Task objective: Reproduce the material exactly, omitting nothing.

Extracted data:

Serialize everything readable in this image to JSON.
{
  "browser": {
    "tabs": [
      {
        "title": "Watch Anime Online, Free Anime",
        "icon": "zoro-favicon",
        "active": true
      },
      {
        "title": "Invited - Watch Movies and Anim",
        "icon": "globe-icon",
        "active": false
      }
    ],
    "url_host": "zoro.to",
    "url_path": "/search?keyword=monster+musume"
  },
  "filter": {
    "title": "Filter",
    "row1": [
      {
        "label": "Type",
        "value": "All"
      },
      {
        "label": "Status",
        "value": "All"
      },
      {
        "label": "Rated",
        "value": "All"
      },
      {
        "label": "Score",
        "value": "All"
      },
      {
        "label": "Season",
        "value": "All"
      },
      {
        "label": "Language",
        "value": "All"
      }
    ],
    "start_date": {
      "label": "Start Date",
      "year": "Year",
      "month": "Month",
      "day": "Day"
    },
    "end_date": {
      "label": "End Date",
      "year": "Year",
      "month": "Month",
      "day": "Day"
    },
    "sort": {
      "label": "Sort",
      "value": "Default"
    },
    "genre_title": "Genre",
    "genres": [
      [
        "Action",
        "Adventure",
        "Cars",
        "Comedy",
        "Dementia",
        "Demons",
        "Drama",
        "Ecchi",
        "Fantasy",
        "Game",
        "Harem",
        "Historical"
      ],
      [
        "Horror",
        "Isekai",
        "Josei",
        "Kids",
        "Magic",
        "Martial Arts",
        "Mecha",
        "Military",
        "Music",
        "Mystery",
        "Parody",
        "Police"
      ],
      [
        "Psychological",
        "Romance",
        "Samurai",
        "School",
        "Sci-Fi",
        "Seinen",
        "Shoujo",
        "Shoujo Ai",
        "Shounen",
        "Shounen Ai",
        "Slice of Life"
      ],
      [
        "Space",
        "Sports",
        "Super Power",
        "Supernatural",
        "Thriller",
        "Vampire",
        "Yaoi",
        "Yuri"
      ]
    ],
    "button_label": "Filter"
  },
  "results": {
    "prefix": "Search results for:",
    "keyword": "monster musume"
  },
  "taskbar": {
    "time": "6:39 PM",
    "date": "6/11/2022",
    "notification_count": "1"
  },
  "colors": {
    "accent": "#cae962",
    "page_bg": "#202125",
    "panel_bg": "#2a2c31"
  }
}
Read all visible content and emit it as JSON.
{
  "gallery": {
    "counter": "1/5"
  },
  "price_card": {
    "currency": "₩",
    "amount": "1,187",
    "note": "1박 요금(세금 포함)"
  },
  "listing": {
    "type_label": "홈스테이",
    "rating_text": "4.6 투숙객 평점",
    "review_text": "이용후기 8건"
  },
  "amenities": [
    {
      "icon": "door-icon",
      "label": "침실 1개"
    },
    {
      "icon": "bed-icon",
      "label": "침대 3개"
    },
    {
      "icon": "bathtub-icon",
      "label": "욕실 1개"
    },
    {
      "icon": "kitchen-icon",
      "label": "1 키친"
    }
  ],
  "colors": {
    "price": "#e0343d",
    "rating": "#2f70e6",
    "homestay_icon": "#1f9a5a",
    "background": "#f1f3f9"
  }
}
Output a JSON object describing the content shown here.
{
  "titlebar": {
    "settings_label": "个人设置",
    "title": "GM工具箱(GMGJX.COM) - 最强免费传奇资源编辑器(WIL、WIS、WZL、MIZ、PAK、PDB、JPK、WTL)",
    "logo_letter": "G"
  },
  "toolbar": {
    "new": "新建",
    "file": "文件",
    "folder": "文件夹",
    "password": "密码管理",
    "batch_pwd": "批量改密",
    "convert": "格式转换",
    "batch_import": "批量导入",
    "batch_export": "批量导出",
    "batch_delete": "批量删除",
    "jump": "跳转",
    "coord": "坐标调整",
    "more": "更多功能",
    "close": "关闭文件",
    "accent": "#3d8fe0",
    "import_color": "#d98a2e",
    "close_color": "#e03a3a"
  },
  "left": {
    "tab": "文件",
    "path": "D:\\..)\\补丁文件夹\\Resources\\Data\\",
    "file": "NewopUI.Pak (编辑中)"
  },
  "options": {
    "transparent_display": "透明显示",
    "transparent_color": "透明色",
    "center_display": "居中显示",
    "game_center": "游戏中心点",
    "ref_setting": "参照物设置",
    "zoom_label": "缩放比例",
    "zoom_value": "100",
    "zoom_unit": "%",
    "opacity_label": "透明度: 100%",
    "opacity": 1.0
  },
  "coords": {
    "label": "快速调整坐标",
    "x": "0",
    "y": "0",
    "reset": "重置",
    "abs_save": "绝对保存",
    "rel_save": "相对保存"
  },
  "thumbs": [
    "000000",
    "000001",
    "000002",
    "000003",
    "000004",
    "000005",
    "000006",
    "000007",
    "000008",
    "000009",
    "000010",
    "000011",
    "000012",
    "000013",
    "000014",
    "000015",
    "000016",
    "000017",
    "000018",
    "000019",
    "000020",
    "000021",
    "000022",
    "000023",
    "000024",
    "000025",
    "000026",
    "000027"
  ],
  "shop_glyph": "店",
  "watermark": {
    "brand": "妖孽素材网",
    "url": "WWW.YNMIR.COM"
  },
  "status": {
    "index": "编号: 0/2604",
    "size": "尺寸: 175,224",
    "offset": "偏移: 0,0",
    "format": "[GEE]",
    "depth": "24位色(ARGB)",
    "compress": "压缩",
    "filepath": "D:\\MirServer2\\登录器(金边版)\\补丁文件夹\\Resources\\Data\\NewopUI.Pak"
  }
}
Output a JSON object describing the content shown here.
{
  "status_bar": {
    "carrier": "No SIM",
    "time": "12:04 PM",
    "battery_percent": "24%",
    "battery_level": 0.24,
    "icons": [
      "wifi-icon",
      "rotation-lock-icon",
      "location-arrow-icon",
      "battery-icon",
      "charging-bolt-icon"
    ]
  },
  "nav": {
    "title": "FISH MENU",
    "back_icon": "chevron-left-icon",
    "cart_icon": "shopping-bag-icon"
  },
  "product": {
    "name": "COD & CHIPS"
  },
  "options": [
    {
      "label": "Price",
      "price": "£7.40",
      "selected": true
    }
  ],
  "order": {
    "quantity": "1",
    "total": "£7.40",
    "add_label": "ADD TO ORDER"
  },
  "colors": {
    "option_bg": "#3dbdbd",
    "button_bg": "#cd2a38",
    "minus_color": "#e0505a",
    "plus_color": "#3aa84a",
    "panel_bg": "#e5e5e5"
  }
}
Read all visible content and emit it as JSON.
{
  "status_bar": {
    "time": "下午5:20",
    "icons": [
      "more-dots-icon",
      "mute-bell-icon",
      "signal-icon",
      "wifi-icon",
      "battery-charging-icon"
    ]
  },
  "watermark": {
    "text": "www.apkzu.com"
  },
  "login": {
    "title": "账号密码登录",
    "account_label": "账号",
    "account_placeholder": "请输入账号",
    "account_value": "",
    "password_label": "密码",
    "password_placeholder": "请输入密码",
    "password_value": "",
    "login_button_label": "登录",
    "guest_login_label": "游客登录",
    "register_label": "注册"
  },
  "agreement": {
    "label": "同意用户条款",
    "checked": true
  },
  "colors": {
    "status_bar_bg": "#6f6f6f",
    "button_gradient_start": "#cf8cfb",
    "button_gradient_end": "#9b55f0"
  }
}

Response:
Serialize everything readable in this image to JSON.
{
  "browser": {
    "tabs": [
      {
        "title": "Watch Anime Online, Free Anime",
        "icon": "zoro-favicon",
        "active": true
      },
      {
        "title": "Invited - Watch Movies and Anim",
        "icon": "globe-icon",
        "active": false
      }
    ],
    "url_host": "zoro.to",
    "url_path": "/search?keyword=monster+musume"
  },
  "filter": {
    "title": "Filter",
    "row1": [
      {
        "label": "Type",
        "value": "All"
      },
      {
        "label": "Status",
        "value": "All"
      },
      {
        "label": "Rated",
        "value": "All"
      },
      {
        "label": "Score",
        "value": "All"
      },
      {
        "label": "Season",
        "value": "All"
      },
      {
        "label": "Language",
        "value": "All"
      }
    ],
    "start_date": {
      "label": "Start Date",
      "year": "Year",
      "month": "Month",
      "day": "Day"
    },
    "end_date": {
      "label": "End Date",
      "year": "Year",
      "month": "Month",
      "day": "Day"
    },
    "sort": {
      "label": "Sort",
      "value": "Default"
    },
    "genre_title": "Genre",
    "genres": [
      [
        "Action",
        "Adventure",
        "Cars",
        "Comedy",
        "Dementia",
        "Demons",
        "Drama",
        "Ecchi",
        "Fantasy",
        "Game",
        "Harem",
        "Historical"
      ],
      [
        "Horror",
        "Isekai",
        "Josei",
        "Kids",
        "Magic",
        "Martial Arts",
        "Mecha",
        "Military",
        "Music",
        "Mystery",
        "Parody",
        "Police"
      ],
      [
        "Psychological",
        "Romance",
        "Samurai",
        "School",
        "Sci-Fi",
        "Seinen",
        "Shoujo",
        "Shoujo Ai",
        "Shounen",
        "Shounen Ai",
        "Slice of Life"
      ],
      [
        "Space",
        "Sports",
        "Super Power",
        "Supernatural",
        "Thriller",
        "Vampire",
        "Yaoi",
        "Yuri"
      ]
    ],
    "button_label": "Filter"
  },
  "results": {
    "prefix": "Search results for:",
    "keyword": "monster musume"
  },
  "taskbar": {
    "time": "6:39 PM",
    "date": "6/11/2022",
    "notification_count": "1"
  },
  "colors": {
    "accent": "#cae962",
    "page_bg": "#202125",
    "panel_bg": "#2a2c31"
  }
}
Read all visible content and emit it as JSON.
{
  "gallery": {
    "counter": "1/5"
  },
  "price_card": {
    "currency": "₩",
    "amount": "1,187",
    "note": "1박 요금(세금 포함)"
  },
  "listing": {
    "type_label": "홈스테이",
    "rating_text": "4.6 투숙객 평점",
    "review_text": "이용후기 8건"
  },
  "amenities": [
    {
      "icon": "door-icon",
      "label": "침실 1개"
    },
    {
      "icon": "bed-icon",
      "label": "침대 3개"
    },
    {
      "icon": "bathtub-icon",
      "label": "욕실 1개"
    },
    {
      "icon": "kitchen-icon",
      "label": "1 키친"
    }
  ],
  "colors": {
    "price": "#e0343d",
    "rating": "#2f70e6",
    "homestay_icon": "#1f9a5a",
    "background": "#f1f3f9"
  }
}
Output a JSON object describing the content shown here.
{
  "titlebar": {
    "settings_label": "个人设置",
    "title": "GM工具箱(GMGJX.COM) - 最强免费传奇资源编辑器(WIL、WIS、WZL、MIZ、PAK、PDB、JPK、WTL)",
    "logo_letter": "G"
  },
  "toolbar": {
    "new": "新建",
    "file": "文件",
    "folder": "文件夹",
    "password": "密码管理",
    "batch_pwd": "批量改密",
    "convert": "格式转换",
    "batch_import": "批量导入",
    "batch_export": "批量导出",
    "batch_delete": "批量删除",
    "jump": "跳转",
    "coord": "坐标调整",
    "more": "更多功能",
    "close": "关闭文件",
    "accent": "#3d8fe0",
    "import_color": "#d98a2e",
    "close_color": "#e03a3a"
  },
  "left": {
    "tab": "文件",
    "path": "D:\\..)\\补丁文件夹\\Resources\\Data\\",
    "file": "NewopUI.Pak (编辑中)"
  },
  "options": {
    "transparent_display": "透明显示",
    "transparent_color": "透明色",
    "center_display": "居中显示",
    "game_center": "游戏中心点",
    "ref_setting": "参照物设置",
    "zoom_label": "缩放比例",
    "zoom_value": "100",
    "zoom_unit": "%",
    "opacity_label": "透明度: 100%",
    "opacity": 1.0
  },
  "coords": {
    "label": "快速调整坐标",
    "x": "0",
    "y": "0",
    "reset": "重置",
    "abs_save": "绝对保存",
    "rel_save": "相对保存"
  },
  "thumbs": [
    "000000",
    "000001",
    "000002",
    "000003",
    "000004",
    "000005",
    "000006",
    "000007",
    "000008",
    "000009",
    "000010",
    "000011",
    "000012",
    "000013",
    "000014",
    "000015",
    "000016",
    "000017",
    "000018",
    "000019",
    "000020",
    "000021",
    "000022",
    "000023",
    "000024",
    "000025",
    "000026",
    "000027"
  ],
  "shop_glyph": "店",
  "watermark": {
    "brand": "妖孽素材网",
    "url": "WWW.YNMIR.COM"
  },
  "status": {
    "index": "编号: 0/2604",
    "size": "尺寸: 175,224",
    "offset": "偏移: 0,0",
    "format": "[GEE]",
    "depth": "24位色(ARGB)",
    "compress": "压缩",
    "filepath": "D:\\MirServer2\\登录器(金边版)\\补丁文件夹\\Resources\\Data\\NewopUI.Pak"
  }
}
Output a JSON object describing the content shown here.
{
  "status_bar": {
    "carrier": "No SIM",
    "time": "12:04 PM",
    "battery_percent": "24%",
    "battery_level": 0.24,
    "icons": [
      "wifi-icon",
      "rotation-lock-icon",
      "location-arrow-icon",
      "battery-icon",
      "charging-bolt-icon"
    ]
  },
  "nav": {
    "title": "FISH MENU",
    "back_icon": "chevron-left-icon",
    "cart_icon": "shopping-bag-icon"
  },
  "product": {
    "name": "COD & CHIPS"
  },
  "options": [
    {
      "label": "Price",
      "price": "£7.40",
      "selected": true
    }
  ],
  "order": {
    "quantity": "1",
    "total": "£7.40",
    "add_label": "ADD TO ORDER"
  },
  "colors": {
    "option_bg": "#3dbdbd",
    "button_bg": "#cd2a38",
    "minus_color": "#e0505a",
    "plus_color": "#3aa84a",
    "panel_bg": "#e5e5e5"
  }
}
Read all visible content and emit it as JSON.
{
  "status_bar": {
    "time": "下午5:20",
    "icons": [
      "more-dots-icon",
      "mute-bell-icon",
      "signal-icon",
      "wifi-icon",
      "battery-charging-icon"
    ]
  },
  "watermark": {
    "text": "www.apkzu.com"
  },
  "login": {
    "title": "账号密码登录",
    "account_label": "账号",
    "account_placeholder": "请输入账号",
    "account_value": "",
    "password_label": "密码",
    "password_placeholder": "请输入密码",
    "password_value": "",
    "login_button_label": "登录",
    "guest_login_label": "游客登录",
    "register_label": "注册"
  },
  "agreement": {
    "label": "同意用户条款",
    "checked": true
  },
  "colors": {
    "status_bar_bg": "#6f6f6f",
    "button_gradient_start": "#cf8cfb",
    "button_gradient_end": "#9b55f0"
  }
}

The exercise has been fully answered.